* begin *

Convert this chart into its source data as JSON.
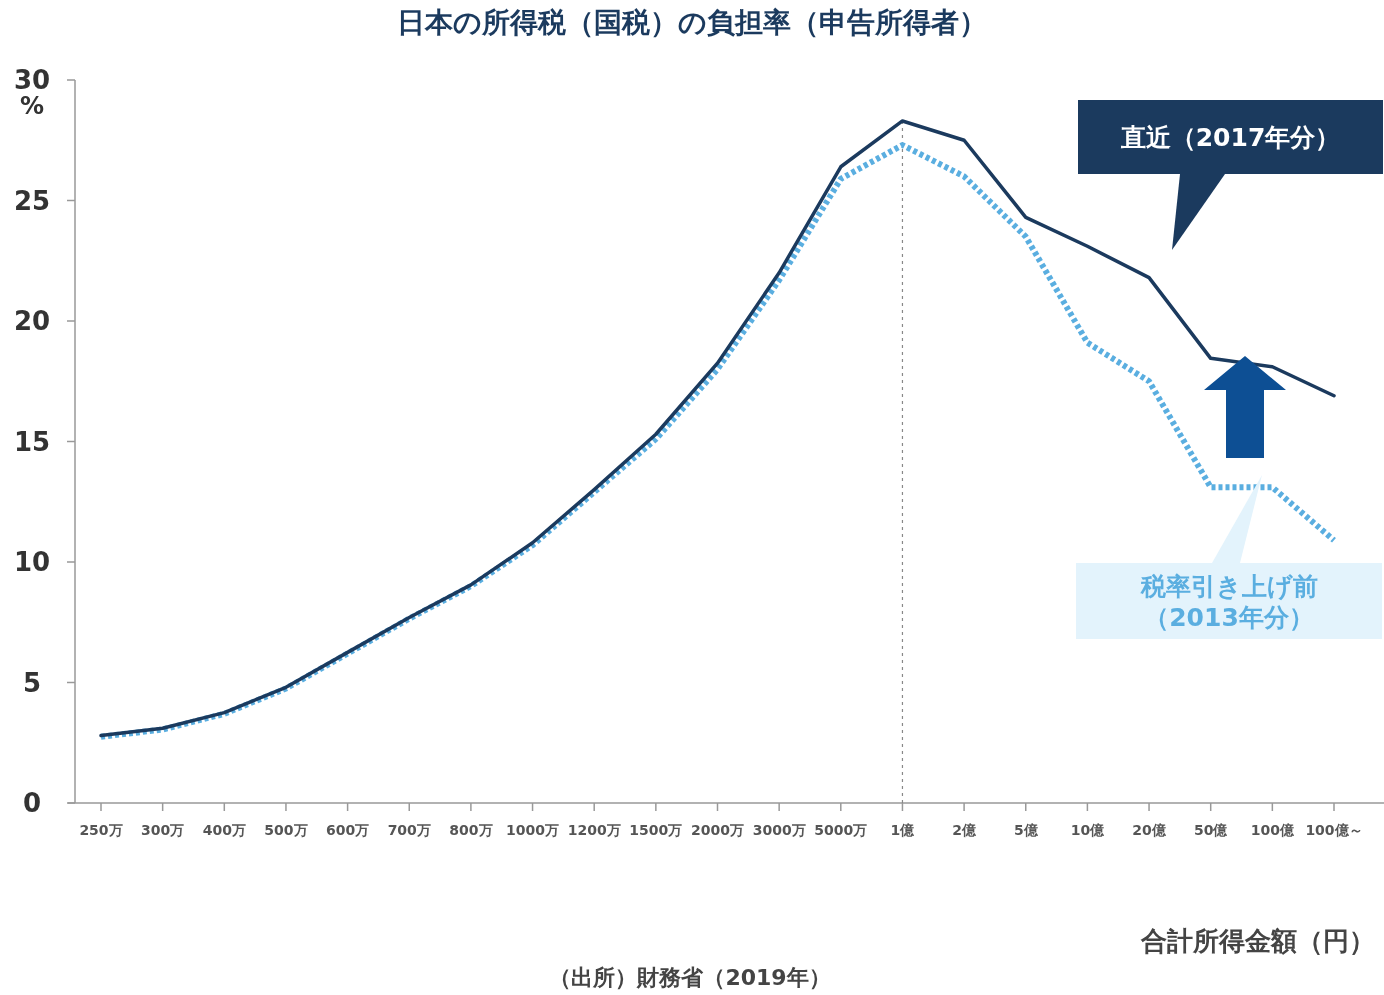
{
  "chart_data": {
    "type": "line",
    "title": "日本の所得税（国税）の負担率（申告所得者）",
    "xlabel": "合計所得金額（円）",
    "ylabel": "%",
    "categories": [
      "250万",
      "300万",
      "400万",
      "500万",
      "600万",
      "700万",
      "800万",
      "1000万",
      "1200万",
      "1500万",
      "2000万",
      "3000万",
      "5000万",
      "1億",
      "2億",
      "5億",
      "10億",
      "20億",
      "50億",
      "100億",
      "100億～"
    ],
    "series": [
      {
        "name": "直近（2017年分）",
        "color": "#1b3a5e",
        "line_style": "solid",
        "values": [
          2.8,
          3.1,
          3.75,
          4.8,
          6.25,
          7.7,
          9.05,
          10.8,
          13.0,
          15.3,
          18.25,
          22.0,
          26.4,
          28.3,
          27.5,
          24.3,
          23.1,
          21.8,
          18.45,
          18.1,
          16.9
        ]
      },
      {
        "name": "税率引き上げ前（2013年分）",
        "color": "#5aaee0",
        "line_style": "dotted",
        "values": [
          2.75,
          3.05,
          3.7,
          4.75,
          6.2,
          7.65,
          9.0,
          10.7,
          12.9,
          15.1,
          18.0,
          21.7,
          25.9,
          27.3,
          26.0,
          23.5,
          19.1,
          17.5,
          13.1,
          13.1,
          10.9
        ]
      }
    ],
    "ylim": [
      0,
      30
    ],
    "yticks": [
      0,
      5,
      10,
      15,
      20,
      25,
      30
    ],
    "grid": false,
    "ref_lines": [
      {
        "axis": "x",
        "value": "1億",
        "line_style": "dotted",
        "color": "#888888"
      }
    ],
    "annotations": [
      "（出所）財務省（2019年）"
    ]
  }
}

* end *

→ What you have to do: Repeat the lines above exactly, and keep every picture out.

→ Answer to the exercise:
Convert this chart into its source data as JSON.
{
  "chart_data": {
    "type": "line",
    "title": "日本の所得税（国税）の負担率（申告所得者）",
    "xlabel": "合計所得金額（円）",
    "ylabel": "%",
    "categories": [
      "250万",
      "300万",
      "400万",
      "500万",
      "600万",
      "700万",
      "800万",
      "1000万",
      "1200万",
      "1500万",
      "2000万",
      "3000万",
      "5000万",
      "1億",
      "2億",
      "5億",
      "10億",
      "20億",
      "50億",
      "100億",
      "100億～"
    ],
    "series": [
      {
        "name": "直近（2017年分）",
        "color": "#1b3a5e",
        "line_style": "solid",
        "values": [
          2.8,
          3.1,
          3.75,
          4.8,
          6.25,
          7.7,
          9.05,
          10.8,
          13.0,
          15.3,
          18.25,
          22.0,
          26.4,
          28.3,
          27.5,
          24.3,
          23.1,
          21.8,
          18.45,
          18.1,
          16.9
        ]
      },
      {
        "name": "税率引き上げ前（2013年分）",
        "color": "#5aaee0",
        "line_style": "dotted",
        "values": [
          2.75,
          3.05,
          3.7,
          4.75,
          6.2,
          7.65,
          9.0,
          10.7,
          12.9,
          15.1,
          18.0,
          21.7,
          25.9,
          27.3,
          26.0,
          23.5,
          19.1,
          17.5,
          13.1,
          13.1,
          10.9
        ]
      }
    ],
    "ylim": [
      0,
      30
    ],
    "yticks": [
      0,
      5,
      10,
      15,
      20,
      25,
      30
    ],
    "grid": false,
    "ref_lines": [
      {
        "axis": "x",
        "value": "1億",
        "line_style": "dotted",
        "color": "#888888"
      }
    ],
    "annotations": [
      "（出所）財務省（2019年）"
    ]
  }
}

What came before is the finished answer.